• _PROBLEM DETAILS_
From the records below, copy each line that has the word "JSON" in it.

[[ LISTED ENTRIES open ]]

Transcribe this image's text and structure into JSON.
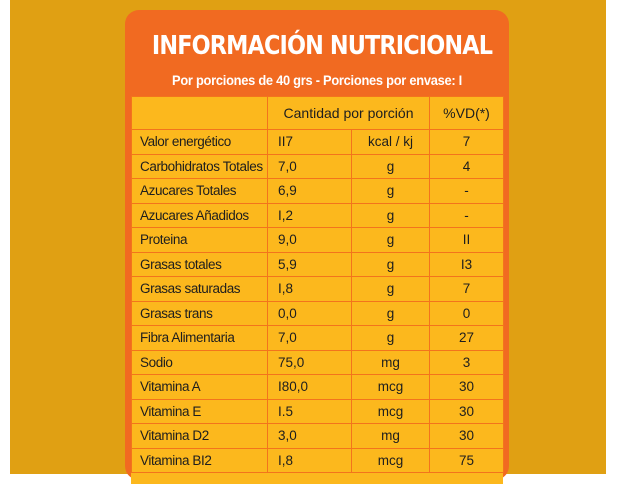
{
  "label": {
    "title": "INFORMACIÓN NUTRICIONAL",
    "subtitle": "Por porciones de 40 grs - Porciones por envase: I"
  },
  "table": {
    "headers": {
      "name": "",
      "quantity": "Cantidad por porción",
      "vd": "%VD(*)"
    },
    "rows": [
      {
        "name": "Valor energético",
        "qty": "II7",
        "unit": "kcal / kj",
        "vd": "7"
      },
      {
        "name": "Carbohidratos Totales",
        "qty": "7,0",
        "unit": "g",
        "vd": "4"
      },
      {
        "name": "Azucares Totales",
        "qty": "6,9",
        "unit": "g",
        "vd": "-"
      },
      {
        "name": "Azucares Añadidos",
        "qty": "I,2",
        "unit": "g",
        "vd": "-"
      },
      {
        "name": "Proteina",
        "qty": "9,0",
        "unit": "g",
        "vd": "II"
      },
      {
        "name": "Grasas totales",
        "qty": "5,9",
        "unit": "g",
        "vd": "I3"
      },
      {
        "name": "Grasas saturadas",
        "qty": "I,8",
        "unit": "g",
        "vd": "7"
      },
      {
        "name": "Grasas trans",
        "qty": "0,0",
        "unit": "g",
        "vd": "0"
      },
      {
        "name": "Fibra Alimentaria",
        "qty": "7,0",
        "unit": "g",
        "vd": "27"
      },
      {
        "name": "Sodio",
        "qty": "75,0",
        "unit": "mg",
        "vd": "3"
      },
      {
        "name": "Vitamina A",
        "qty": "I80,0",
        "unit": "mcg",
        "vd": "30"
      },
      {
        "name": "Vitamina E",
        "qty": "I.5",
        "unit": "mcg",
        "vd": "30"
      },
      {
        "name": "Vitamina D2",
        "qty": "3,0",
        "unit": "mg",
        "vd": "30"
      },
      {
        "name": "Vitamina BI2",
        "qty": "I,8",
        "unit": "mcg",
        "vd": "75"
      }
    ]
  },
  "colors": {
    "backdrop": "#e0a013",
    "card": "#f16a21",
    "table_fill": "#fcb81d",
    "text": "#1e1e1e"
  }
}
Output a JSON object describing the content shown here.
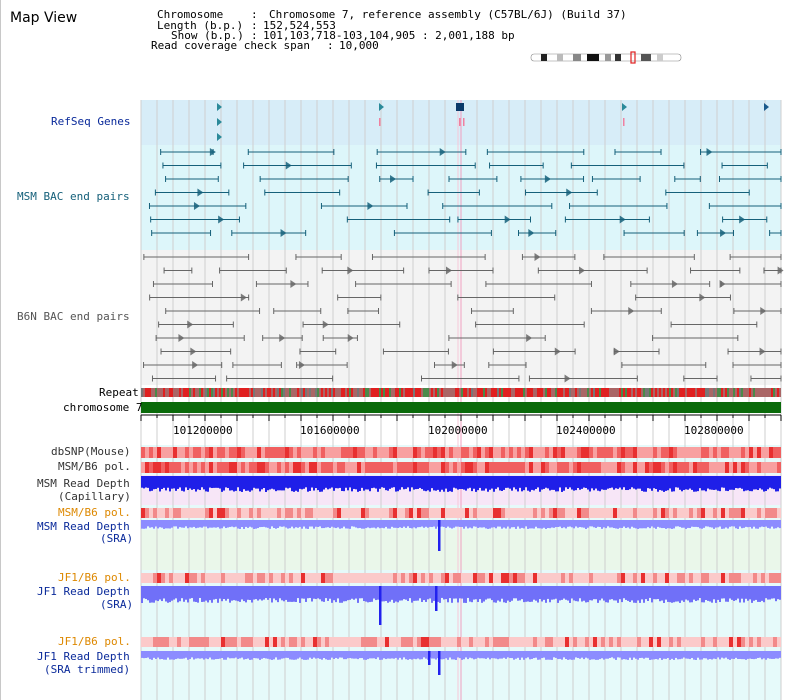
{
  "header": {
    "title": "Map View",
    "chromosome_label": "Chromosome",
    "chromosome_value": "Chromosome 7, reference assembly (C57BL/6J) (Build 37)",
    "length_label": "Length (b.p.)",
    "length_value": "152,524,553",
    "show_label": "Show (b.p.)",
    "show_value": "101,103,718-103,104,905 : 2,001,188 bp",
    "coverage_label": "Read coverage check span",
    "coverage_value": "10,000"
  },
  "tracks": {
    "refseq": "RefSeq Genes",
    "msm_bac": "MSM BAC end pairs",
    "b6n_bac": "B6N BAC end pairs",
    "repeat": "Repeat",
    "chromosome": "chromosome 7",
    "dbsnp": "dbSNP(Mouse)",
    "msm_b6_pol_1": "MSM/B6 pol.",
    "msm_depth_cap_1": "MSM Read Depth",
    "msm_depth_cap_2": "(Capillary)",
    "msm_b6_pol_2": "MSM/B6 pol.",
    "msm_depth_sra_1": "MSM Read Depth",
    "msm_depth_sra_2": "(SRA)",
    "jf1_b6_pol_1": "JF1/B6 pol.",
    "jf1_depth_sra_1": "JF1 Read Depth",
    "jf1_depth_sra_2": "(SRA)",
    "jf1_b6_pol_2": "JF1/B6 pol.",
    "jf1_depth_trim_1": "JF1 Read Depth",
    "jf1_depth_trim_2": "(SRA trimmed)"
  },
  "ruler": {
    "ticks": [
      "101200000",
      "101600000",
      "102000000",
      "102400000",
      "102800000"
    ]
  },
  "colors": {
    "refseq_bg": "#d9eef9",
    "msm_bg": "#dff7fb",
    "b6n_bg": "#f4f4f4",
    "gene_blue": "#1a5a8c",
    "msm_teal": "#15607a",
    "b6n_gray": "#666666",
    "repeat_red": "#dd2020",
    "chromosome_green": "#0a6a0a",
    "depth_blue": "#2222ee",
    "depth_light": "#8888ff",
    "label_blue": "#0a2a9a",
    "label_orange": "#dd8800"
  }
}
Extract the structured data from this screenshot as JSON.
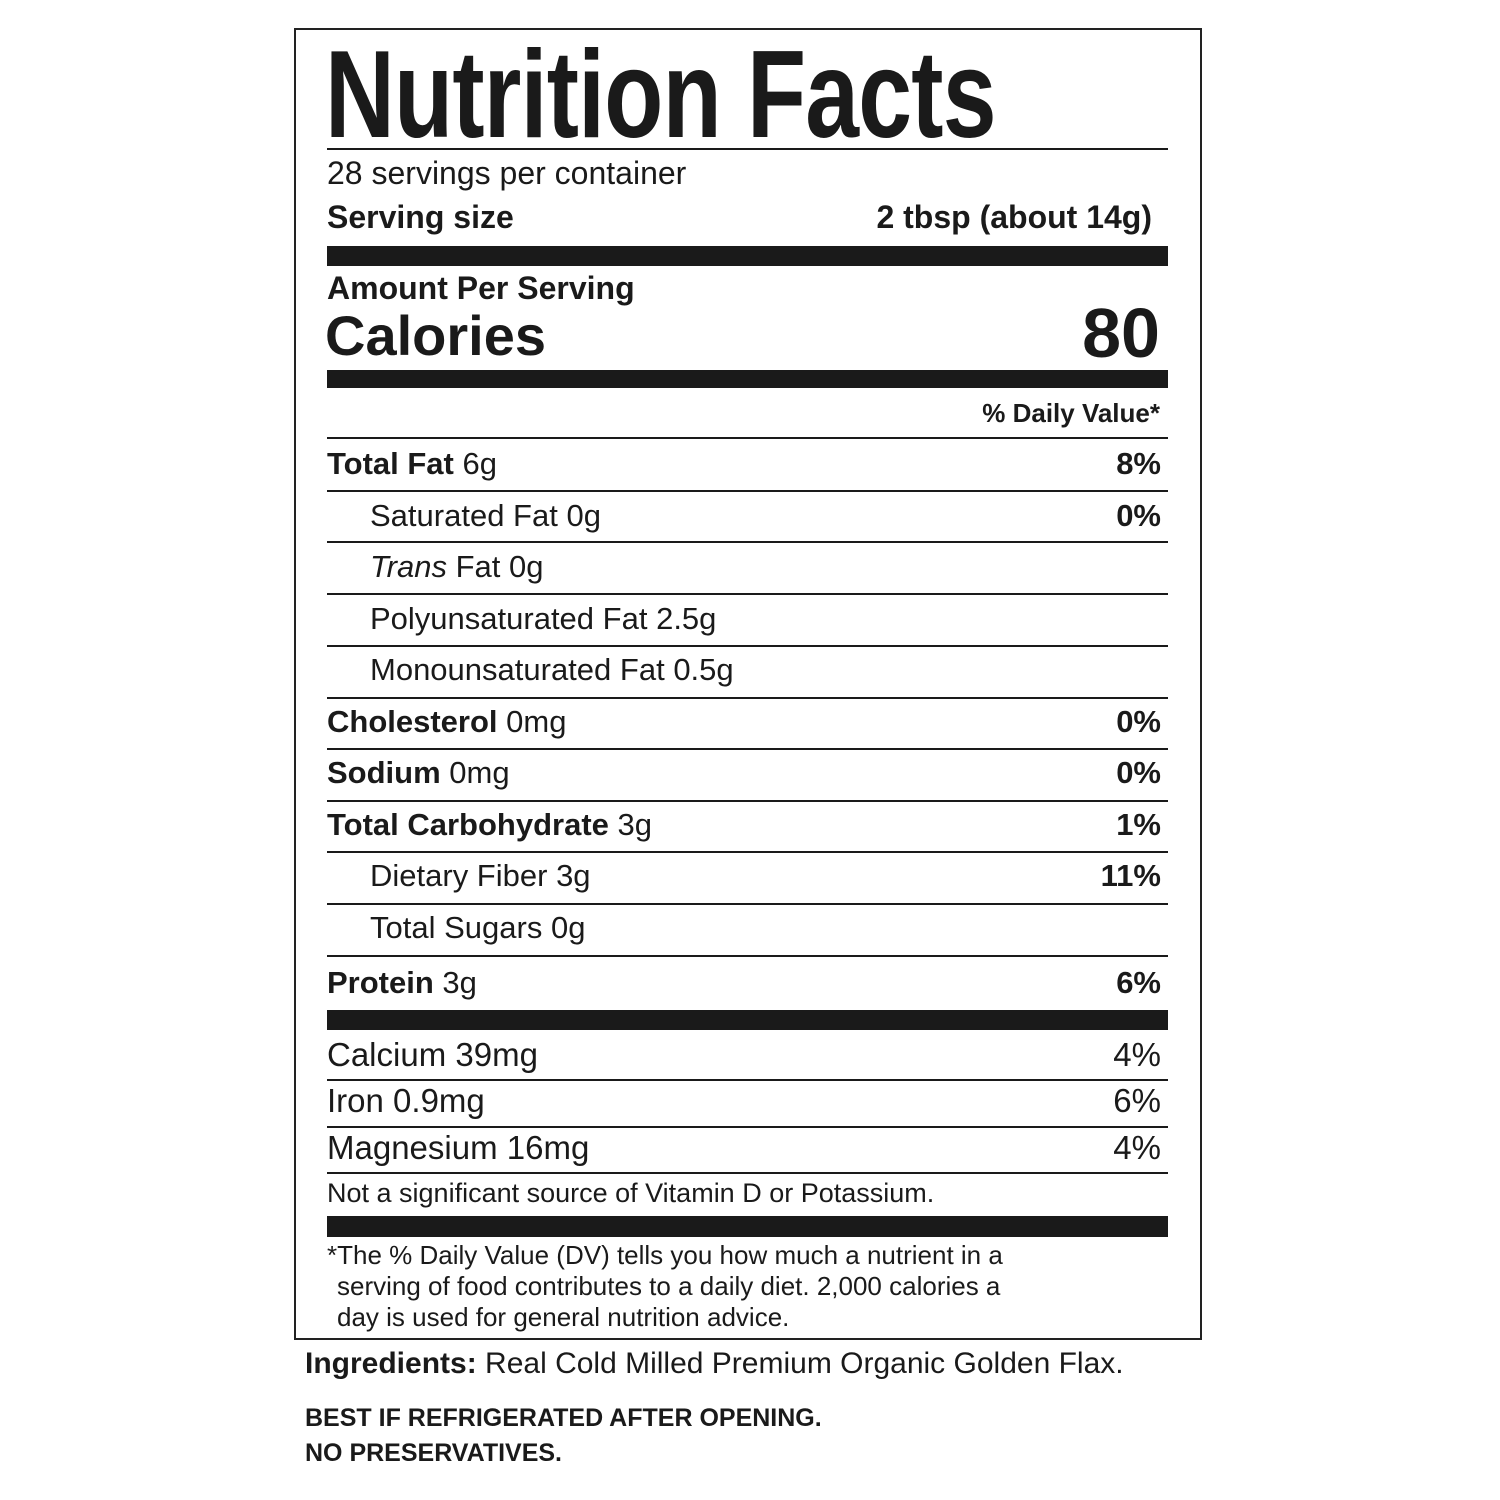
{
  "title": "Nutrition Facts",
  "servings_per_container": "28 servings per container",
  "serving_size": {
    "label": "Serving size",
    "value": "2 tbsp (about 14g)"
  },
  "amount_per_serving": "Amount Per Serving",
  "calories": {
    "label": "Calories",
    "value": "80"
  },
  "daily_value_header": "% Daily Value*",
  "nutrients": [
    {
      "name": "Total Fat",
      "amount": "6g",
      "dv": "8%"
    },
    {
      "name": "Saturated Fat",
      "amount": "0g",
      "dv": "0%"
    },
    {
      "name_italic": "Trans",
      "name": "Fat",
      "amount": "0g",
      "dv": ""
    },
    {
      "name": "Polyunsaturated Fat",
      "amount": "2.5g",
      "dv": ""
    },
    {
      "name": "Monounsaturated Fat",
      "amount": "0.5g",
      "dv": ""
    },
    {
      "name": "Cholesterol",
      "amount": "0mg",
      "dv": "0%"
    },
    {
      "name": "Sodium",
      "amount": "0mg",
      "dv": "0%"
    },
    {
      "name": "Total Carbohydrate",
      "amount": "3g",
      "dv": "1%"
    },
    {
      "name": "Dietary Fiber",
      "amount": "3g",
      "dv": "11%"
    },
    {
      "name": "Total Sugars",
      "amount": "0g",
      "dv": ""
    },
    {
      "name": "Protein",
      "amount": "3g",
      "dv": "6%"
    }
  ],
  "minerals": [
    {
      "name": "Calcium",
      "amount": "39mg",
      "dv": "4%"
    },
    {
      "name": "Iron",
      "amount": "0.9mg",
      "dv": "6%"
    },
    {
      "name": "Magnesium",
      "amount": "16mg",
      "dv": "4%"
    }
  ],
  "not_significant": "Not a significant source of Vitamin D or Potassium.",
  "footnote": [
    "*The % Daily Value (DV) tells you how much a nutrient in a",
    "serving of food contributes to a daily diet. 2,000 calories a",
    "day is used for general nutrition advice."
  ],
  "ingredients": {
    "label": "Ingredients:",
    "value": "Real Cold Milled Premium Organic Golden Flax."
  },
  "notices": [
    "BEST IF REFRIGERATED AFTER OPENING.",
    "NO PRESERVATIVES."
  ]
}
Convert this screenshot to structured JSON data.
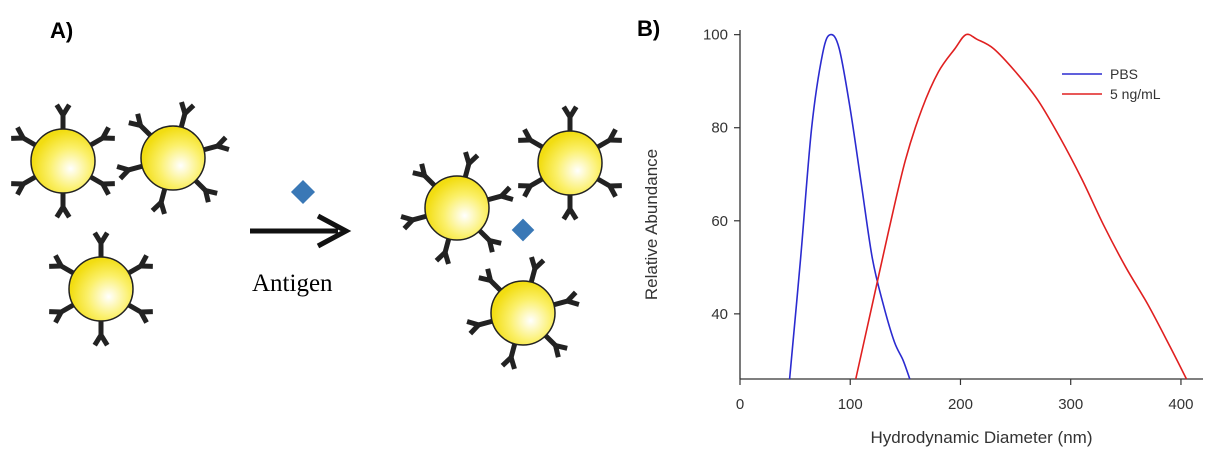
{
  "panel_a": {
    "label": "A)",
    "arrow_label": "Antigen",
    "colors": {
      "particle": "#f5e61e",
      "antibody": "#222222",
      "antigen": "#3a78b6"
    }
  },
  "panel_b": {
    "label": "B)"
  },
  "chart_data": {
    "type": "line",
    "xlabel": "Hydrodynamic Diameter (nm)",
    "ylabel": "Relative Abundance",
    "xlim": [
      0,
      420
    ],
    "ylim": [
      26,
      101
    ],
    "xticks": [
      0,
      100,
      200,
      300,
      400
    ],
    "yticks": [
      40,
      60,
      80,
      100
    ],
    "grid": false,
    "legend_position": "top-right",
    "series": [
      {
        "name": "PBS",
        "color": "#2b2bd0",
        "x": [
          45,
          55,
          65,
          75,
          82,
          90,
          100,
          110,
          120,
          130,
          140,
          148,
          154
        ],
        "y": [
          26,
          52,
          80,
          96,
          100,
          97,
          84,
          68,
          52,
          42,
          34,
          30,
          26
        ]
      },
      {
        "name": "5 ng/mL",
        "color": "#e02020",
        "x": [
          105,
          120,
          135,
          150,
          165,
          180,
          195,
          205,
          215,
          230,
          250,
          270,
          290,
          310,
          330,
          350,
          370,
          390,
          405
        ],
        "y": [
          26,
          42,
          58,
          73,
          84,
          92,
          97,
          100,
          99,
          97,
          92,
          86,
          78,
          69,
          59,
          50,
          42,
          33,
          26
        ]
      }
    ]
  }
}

[[ LISTED ENTRIES closed ]]

• _RESPONSE TO THE TASK_
Transcribe this image's text and structure into JSON.
Output a JSON object describing the content shown here.
Extract the structured data from this screenshot as JSON.
Convert this screenshot to structured JSON data.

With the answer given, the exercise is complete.